====== Excerpted records ======
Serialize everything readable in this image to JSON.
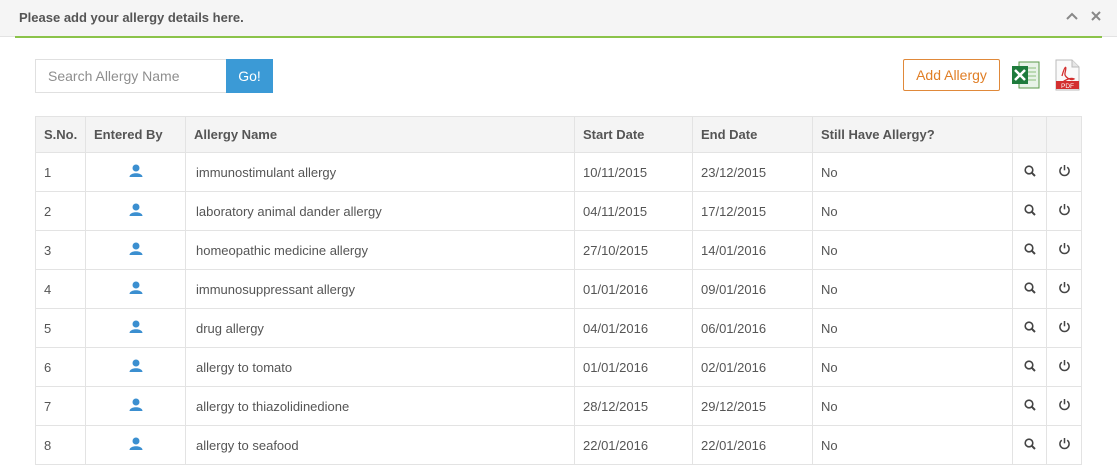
{
  "panel": {
    "title": "Please add your allergy details here.",
    "header_icons": [
      "chevron-up-icon",
      "close-icon"
    ]
  },
  "toolbar": {
    "search_placeholder": "Search Allergy Name",
    "search_value": "",
    "go_label": "Go!",
    "add_label": "Add Allergy",
    "export_icons": [
      "excel-icon",
      "pdf-icon"
    ],
    "add_color": "#e07e25",
    "go_color": "#3b9ad6",
    "accent_color": "#8bc34a"
  },
  "table": {
    "headers": [
      "S.No.",
      "Entered By",
      "Allergy Name",
      "Start Date",
      "End Date",
      "Still Have Allergy?",
      "",
      ""
    ],
    "rows": [
      {
        "sno": "1",
        "name": "immunostimulant allergy",
        "start": "10/11/2015",
        "end": "23/12/2015",
        "still": "No"
      },
      {
        "sno": "2",
        "name": "laboratory animal dander allergy",
        "start": "04/11/2015",
        "end": "17/12/2015",
        "still": "No"
      },
      {
        "sno": "3",
        "name": "homeopathic medicine allergy",
        "start": "27/10/2015",
        "end": "14/01/2016",
        "still": "No"
      },
      {
        "sno": "4",
        "name": "immunosuppressant allergy",
        "start": "01/01/2016",
        "end": "09/01/2016",
        "still": "No"
      },
      {
        "sno": "5",
        "name": "drug allergy",
        "start": "04/01/2016",
        "end": "06/01/2016",
        "still": "No"
      },
      {
        "sno": "6",
        "name": "allergy to tomato",
        "start": "01/01/2016",
        "end": "02/01/2016",
        "still": "No"
      },
      {
        "sno": "7",
        "name": "allergy to thiazolidinedione",
        "start": "28/12/2015",
        "end": "29/12/2015",
        "still": "No"
      },
      {
        "sno": "8",
        "name": "allergy to seafood",
        "start": "22/01/2016",
        "end": "22/01/2016",
        "still": "No"
      }
    ],
    "row_icons": [
      "user-icon",
      "search-icon",
      "power-icon"
    ]
  }
}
======
> _Task prompt_
Your task is to return the entries above exactly, with no pictures.

> _Result_
Serialize everything readable in this image to JSON.
{
  "panel": {
    "title": "Please add your allergy details here.",
    "header_icons": [
      "chevron-up-icon",
      "close-icon"
    ]
  },
  "toolbar": {
    "search_placeholder": "Search Allergy Name",
    "search_value": "",
    "go_label": "Go!",
    "add_label": "Add Allergy",
    "export_icons": [
      "excel-icon",
      "pdf-icon"
    ],
    "add_color": "#e07e25",
    "go_color": "#3b9ad6",
    "accent_color": "#8bc34a"
  },
  "table": {
    "headers": [
      "S.No.",
      "Entered By",
      "Allergy Name",
      "Start Date",
      "End Date",
      "Still Have Allergy?",
      "",
      ""
    ],
    "rows": [
      {
        "sno": "1",
        "name": "immunostimulant allergy",
        "start": "10/11/2015",
        "end": "23/12/2015",
        "still": "No"
      },
      {
        "sno": "2",
        "name": "laboratory animal dander allergy",
        "start": "04/11/2015",
        "end": "17/12/2015",
        "still": "No"
      },
      {
        "sno": "3",
        "name": "homeopathic medicine allergy",
        "start": "27/10/2015",
        "end": "14/01/2016",
        "still": "No"
      },
      {
        "sno": "4",
        "name": "immunosuppressant allergy",
        "start": "01/01/2016",
        "end": "09/01/2016",
        "still": "No"
      },
      {
        "sno": "5",
        "name": "drug allergy",
        "start": "04/01/2016",
        "end": "06/01/2016",
        "still": "No"
      },
      {
        "sno": "6",
        "name": "allergy to tomato",
        "start": "01/01/2016",
        "end": "02/01/2016",
        "still": "No"
      },
      {
        "sno": "7",
        "name": "allergy to thiazolidinedione",
        "start": "28/12/2015",
        "end": "29/12/2015",
        "still": "No"
      },
      {
        "sno": "8",
        "name": "allergy to seafood",
        "start": "22/01/2016",
        "end": "22/01/2016",
        "still": "No"
      }
    ],
    "row_icons": [
      "user-icon",
      "search-icon",
      "power-icon"
    ]
  }
}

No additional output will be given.